-------- The records
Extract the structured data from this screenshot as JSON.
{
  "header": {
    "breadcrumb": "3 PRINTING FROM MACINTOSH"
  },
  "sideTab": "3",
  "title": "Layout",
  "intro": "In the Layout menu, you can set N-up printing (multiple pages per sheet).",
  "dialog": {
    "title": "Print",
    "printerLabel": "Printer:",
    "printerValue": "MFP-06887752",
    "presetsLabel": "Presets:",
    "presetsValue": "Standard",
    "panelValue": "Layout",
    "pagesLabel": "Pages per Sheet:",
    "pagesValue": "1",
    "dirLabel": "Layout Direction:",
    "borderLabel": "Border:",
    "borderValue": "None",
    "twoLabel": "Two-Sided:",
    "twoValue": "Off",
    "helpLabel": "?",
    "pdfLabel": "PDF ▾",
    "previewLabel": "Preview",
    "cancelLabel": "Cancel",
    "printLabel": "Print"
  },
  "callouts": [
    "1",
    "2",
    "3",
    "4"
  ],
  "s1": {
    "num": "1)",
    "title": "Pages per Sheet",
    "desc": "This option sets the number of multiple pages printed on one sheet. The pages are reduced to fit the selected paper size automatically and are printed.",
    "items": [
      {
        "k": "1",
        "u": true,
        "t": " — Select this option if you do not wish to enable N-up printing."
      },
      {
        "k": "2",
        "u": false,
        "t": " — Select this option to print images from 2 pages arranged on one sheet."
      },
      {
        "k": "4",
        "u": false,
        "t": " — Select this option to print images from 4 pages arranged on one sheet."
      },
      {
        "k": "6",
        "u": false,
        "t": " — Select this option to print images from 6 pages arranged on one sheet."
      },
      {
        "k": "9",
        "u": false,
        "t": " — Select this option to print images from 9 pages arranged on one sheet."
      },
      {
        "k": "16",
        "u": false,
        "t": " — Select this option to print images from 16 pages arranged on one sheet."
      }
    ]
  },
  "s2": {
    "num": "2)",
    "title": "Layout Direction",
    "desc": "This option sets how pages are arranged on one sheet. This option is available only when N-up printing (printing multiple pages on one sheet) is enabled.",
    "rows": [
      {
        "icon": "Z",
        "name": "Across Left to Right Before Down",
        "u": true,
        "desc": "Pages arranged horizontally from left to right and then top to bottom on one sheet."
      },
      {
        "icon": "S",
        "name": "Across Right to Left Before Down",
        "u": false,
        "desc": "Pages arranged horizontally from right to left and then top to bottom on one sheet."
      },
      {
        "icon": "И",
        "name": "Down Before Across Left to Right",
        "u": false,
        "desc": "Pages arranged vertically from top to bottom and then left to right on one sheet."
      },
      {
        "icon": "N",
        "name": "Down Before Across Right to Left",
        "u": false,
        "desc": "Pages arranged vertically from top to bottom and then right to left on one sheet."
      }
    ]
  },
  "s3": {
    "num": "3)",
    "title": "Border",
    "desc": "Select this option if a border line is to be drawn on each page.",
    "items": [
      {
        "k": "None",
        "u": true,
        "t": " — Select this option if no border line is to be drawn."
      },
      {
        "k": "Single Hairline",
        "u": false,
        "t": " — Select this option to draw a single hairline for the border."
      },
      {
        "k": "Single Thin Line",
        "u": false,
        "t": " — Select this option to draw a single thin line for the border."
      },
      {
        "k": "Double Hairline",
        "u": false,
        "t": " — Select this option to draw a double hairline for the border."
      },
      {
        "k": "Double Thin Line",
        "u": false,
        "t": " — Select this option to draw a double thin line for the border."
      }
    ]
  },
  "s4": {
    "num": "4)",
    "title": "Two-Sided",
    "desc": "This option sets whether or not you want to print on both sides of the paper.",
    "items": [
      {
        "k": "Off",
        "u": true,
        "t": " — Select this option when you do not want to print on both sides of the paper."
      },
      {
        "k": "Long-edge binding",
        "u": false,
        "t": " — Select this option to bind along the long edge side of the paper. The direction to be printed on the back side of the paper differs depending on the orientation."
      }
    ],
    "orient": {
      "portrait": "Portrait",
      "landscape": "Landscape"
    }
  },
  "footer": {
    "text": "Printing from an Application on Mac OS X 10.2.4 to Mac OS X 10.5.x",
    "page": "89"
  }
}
----------------
**What is asked:**
Copy each line that holds the word "edge".

**Worked solution:**
        "k": "Long-edge binding",
        "t": " — Select this option to bind along the long edge side of the paper. The direction to be printed on the back side of the paper differs depending on the orientation."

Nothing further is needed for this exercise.